■ DO THIS ■
Set down each record exactly as written.

── DATA PROVIDED

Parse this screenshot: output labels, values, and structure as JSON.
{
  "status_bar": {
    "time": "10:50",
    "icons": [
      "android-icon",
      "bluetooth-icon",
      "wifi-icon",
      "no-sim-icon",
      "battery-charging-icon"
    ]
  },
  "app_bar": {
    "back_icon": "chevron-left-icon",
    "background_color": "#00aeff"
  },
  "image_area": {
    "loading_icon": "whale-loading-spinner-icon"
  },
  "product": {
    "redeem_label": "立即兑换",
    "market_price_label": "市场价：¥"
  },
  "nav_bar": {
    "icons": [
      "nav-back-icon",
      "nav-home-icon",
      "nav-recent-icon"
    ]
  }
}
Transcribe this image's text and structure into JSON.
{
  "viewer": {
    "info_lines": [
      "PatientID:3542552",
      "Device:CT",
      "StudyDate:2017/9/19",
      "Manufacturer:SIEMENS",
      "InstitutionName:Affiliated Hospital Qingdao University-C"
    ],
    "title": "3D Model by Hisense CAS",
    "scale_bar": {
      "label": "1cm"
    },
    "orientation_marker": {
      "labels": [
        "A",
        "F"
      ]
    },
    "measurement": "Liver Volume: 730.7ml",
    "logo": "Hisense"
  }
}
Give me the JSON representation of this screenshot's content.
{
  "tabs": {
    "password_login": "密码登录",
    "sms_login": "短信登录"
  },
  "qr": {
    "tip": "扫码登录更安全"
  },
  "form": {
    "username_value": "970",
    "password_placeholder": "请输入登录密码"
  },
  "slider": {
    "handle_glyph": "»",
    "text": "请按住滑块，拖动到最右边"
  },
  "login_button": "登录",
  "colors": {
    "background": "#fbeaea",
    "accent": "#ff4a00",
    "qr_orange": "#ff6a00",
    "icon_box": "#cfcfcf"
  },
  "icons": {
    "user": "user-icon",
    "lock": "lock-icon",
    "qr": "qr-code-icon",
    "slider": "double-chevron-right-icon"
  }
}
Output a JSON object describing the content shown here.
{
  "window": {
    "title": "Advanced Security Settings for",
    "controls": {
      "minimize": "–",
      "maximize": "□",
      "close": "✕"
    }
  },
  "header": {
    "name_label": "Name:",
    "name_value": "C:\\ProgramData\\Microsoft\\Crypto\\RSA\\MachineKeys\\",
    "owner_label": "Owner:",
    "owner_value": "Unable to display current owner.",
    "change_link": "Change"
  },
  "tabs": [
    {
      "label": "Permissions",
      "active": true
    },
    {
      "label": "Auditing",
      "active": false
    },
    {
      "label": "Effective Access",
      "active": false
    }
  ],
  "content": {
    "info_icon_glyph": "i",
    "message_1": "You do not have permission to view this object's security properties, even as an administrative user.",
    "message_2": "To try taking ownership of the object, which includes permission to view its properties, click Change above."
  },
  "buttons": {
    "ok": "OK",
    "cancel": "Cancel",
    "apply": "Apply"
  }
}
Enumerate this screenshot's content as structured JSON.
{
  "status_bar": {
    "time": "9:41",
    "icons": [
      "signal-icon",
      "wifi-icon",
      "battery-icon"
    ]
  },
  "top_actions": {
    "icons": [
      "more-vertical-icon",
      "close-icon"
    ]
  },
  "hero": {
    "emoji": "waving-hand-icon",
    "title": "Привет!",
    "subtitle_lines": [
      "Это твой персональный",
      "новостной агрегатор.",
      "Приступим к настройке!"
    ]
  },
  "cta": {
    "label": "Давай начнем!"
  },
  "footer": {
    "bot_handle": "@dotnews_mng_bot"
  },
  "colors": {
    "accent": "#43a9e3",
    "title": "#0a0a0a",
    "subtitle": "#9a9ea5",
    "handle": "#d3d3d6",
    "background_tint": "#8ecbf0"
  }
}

────

■ SOLUTION ■
Parse this screenshot: output labels, values, and structure as JSON.
{
  "status_bar": {
    "time": "10:50",
    "icons": [
      "android-icon",
      "bluetooth-icon",
      "wifi-icon",
      "no-sim-icon",
      "battery-charging-icon"
    ]
  },
  "app_bar": {
    "back_icon": "chevron-left-icon",
    "background_color": "#00aeff"
  },
  "image_area": {
    "loading_icon": "whale-loading-spinner-icon"
  },
  "product": {
    "redeem_label": "立即兑换",
    "market_price_label": "市场价：¥"
  },
  "nav_bar": {
    "icons": [
      "nav-back-icon",
      "nav-home-icon",
      "nav-recent-icon"
    ]
  }
}
Transcribe this image's text and structure into JSON.
{
  "viewer": {
    "info_lines": [
      "PatientID:3542552",
      "Device:CT",
      "StudyDate:2017/9/19",
      "Manufacturer:SIEMENS",
      "InstitutionName:Affiliated Hospital Qingdao University-C"
    ],
    "title": "3D Model by Hisense CAS",
    "scale_bar": {
      "label": "1cm"
    },
    "orientation_marker": {
      "labels": [
        "A",
        "F"
      ]
    },
    "measurement": "Liver Volume: 730.7ml",
    "logo": "Hisense"
  }
}
Give me the JSON representation of this screenshot's content.
{
  "tabs": {
    "password_login": "密码登录",
    "sms_login": "短信登录"
  },
  "qr": {
    "tip": "扫码登录更安全"
  },
  "form": {
    "username_value": "970",
    "password_placeholder": "请输入登录密码"
  },
  "slider": {
    "handle_glyph": "»",
    "text": "请按住滑块，拖动到最右边"
  },
  "login_button": "登录",
  "colors": {
    "background": "#fbeaea",
    "accent": "#ff4a00",
    "qr_orange": "#ff6a00",
    "icon_box": "#cfcfcf"
  },
  "icons": {
    "user": "user-icon",
    "lock": "lock-icon",
    "qr": "qr-code-icon",
    "slider": "double-chevron-right-icon"
  }
}
Output a JSON object describing the content shown here.
{
  "window": {
    "title": "Advanced Security Settings for",
    "controls": {
      "minimize": "–",
      "maximize": "□",
      "close": "✕"
    }
  },
  "header": {
    "name_label": "Name:",
    "name_value": "C:\\ProgramData\\Microsoft\\Crypto\\RSA\\MachineKeys\\",
    "owner_label": "Owner:",
    "owner_value": "Unable to display current owner.",
    "change_link": "Change"
  },
  "tabs": [
    {
      "label": "Permissions",
      "active": true
    },
    {
      "label": "Auditing",
      "active": false
    },
    {
      "label": "Effective Access",
      "active": false
    }
  ],
  "content": {
    "info_icon_glyph": "i",
    "message_1": "You do not have permission to view this object's security properties, even as an administrative user.",
    "message_2": "To try taking ownership of the object, which includes permission to view its properties, click Change above."
  },
  "buttons": {
    "ok": "OK",
    "cancel": "Cancel",
    "apply": "Apply"
  }
}
Enumerate this screenshot's content as structured JSON.
{
  "status_bar": {
    "time": "9:41",
    "icons": [
      "signal-icon",
      "wifi-icon",
      "battery-icon"
    ]
  },
  "top_actions": {
    "icons": [
      "more-vertical-icon",
      "close-icon"
    ]
  },
  "hero": {
    "emoji": "waving-hand-icon",
    "title": "Привет!",
    "subtitle_lines": [
      "Это твой персональный",
      "новостной агрегатор.",
      "Приступим к настройке!"
    ]
  },
  "cta": {
    "label": "Давай начнем!"
  },
  "footer": {
    "bot_handle": "@dotnews_mng_bot"
  },
  "colors": {
    "accent": "#43a9e3",
    "title": "#0a0a0a",
    "subtitle": "#9a9ea5",
    "handle": "#d3d3d6",
    "background_tint": "#8ecbf0"
  }
}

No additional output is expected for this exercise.